*TASK DIRECTIONS*.
Count lines with "filius" in them. Report only the total.

*RECORD EXCERPTS*.

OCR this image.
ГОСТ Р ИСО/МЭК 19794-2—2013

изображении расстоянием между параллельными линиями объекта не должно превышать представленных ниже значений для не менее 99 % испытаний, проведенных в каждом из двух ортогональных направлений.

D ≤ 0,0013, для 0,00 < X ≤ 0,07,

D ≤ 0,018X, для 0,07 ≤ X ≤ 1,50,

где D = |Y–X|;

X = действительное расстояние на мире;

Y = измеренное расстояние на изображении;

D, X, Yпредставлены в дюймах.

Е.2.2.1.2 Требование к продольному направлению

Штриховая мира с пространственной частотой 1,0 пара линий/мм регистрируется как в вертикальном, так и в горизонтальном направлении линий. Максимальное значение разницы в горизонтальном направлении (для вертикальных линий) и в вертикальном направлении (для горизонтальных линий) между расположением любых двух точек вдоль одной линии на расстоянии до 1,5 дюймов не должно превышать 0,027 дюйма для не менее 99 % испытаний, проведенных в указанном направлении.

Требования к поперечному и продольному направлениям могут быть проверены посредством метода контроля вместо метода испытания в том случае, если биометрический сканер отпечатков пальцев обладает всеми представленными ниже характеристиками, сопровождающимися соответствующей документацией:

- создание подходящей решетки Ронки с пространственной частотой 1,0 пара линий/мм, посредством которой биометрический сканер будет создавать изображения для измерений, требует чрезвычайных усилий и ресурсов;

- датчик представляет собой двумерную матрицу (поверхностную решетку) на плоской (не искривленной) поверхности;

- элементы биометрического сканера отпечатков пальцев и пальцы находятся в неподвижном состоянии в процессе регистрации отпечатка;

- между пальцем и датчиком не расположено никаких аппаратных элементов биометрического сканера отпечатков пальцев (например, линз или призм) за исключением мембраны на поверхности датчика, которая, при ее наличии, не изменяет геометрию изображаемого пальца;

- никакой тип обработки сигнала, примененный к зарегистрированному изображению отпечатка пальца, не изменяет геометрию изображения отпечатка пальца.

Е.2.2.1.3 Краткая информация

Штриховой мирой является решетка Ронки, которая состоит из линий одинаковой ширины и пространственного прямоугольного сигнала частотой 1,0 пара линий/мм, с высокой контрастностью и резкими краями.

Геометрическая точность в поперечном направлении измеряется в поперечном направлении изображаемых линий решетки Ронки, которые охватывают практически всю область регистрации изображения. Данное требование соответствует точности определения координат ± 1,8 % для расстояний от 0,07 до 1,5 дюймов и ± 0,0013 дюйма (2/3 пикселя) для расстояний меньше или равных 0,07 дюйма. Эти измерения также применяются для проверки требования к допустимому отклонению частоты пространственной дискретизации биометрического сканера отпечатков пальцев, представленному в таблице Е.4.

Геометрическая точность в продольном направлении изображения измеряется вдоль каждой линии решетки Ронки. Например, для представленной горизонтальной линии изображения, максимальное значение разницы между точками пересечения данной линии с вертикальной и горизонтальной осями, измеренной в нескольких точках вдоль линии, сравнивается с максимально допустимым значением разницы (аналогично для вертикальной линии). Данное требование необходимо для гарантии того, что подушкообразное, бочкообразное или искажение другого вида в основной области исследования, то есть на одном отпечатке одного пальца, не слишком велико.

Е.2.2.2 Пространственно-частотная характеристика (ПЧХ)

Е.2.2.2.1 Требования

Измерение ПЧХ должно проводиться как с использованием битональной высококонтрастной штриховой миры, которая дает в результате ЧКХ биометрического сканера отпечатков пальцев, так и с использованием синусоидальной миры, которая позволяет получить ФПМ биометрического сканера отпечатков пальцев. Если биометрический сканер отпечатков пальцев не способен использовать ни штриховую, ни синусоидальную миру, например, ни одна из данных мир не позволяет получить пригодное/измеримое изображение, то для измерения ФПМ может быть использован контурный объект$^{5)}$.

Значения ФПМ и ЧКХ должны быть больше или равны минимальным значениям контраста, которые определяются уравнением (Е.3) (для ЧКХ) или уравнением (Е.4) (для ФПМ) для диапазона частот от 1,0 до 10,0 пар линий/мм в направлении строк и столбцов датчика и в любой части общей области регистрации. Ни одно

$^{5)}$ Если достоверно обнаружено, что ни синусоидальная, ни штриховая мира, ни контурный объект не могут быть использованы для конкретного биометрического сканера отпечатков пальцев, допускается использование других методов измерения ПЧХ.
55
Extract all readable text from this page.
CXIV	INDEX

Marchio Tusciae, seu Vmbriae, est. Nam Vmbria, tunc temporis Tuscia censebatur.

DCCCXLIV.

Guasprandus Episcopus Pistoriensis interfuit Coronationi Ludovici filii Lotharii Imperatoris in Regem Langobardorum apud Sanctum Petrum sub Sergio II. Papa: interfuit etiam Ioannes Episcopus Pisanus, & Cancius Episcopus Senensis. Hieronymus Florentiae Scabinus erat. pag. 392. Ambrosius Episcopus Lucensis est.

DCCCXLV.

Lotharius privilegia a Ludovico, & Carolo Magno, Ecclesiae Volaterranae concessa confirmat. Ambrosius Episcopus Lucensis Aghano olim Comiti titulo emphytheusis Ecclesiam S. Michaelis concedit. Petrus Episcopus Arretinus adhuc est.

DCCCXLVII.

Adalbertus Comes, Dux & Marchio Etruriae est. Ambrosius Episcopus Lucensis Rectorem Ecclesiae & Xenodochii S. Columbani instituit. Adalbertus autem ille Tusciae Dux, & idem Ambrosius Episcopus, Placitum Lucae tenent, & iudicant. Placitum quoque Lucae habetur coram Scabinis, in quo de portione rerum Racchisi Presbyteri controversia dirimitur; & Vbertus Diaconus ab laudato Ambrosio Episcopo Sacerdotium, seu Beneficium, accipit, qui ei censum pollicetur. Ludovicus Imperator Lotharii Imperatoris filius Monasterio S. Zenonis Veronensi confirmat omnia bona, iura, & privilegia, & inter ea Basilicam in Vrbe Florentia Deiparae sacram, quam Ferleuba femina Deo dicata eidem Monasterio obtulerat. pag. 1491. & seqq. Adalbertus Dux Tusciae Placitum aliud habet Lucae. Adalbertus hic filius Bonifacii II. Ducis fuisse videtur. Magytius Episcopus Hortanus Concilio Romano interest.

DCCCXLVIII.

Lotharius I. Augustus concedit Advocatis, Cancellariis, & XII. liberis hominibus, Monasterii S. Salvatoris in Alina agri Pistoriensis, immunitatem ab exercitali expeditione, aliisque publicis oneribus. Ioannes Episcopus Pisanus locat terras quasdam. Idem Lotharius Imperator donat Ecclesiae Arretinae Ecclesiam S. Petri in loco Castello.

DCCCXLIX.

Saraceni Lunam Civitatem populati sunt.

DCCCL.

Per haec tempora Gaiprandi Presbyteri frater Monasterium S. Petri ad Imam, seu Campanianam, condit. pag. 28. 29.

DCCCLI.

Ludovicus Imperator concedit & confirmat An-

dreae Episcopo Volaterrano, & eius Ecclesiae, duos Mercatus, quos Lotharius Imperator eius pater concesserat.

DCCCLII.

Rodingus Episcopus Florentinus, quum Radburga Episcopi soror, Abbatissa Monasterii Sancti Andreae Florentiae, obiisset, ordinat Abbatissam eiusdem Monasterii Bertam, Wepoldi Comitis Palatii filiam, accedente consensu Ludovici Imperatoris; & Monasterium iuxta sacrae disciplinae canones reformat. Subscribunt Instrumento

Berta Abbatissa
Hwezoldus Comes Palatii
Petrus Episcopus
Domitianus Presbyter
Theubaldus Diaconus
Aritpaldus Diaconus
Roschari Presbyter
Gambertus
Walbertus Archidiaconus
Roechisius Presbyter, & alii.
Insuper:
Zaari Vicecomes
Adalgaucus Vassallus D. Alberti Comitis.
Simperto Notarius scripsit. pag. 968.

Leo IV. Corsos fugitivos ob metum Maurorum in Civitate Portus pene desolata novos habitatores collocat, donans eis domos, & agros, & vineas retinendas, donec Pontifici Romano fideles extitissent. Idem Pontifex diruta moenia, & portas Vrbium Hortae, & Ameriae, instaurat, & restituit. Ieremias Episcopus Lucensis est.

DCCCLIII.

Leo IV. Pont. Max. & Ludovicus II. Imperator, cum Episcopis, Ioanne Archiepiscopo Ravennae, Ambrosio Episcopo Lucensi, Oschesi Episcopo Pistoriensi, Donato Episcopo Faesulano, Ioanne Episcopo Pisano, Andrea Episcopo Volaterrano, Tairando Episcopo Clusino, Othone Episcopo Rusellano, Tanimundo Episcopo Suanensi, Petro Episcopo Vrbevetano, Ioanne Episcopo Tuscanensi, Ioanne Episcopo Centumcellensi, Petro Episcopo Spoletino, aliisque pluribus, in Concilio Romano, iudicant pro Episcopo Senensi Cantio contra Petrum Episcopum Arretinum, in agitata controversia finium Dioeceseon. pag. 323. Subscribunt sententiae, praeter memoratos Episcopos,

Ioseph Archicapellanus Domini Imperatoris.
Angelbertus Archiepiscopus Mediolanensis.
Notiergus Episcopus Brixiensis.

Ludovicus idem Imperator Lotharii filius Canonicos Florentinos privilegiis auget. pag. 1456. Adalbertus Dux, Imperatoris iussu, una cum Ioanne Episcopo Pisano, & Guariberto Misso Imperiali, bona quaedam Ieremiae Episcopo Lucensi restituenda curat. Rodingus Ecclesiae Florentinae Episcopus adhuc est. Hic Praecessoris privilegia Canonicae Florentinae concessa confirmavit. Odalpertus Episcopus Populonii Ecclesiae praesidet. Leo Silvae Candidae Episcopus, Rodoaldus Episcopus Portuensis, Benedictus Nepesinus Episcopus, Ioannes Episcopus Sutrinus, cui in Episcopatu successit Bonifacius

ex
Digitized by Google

*FULL SOLUTION*.
2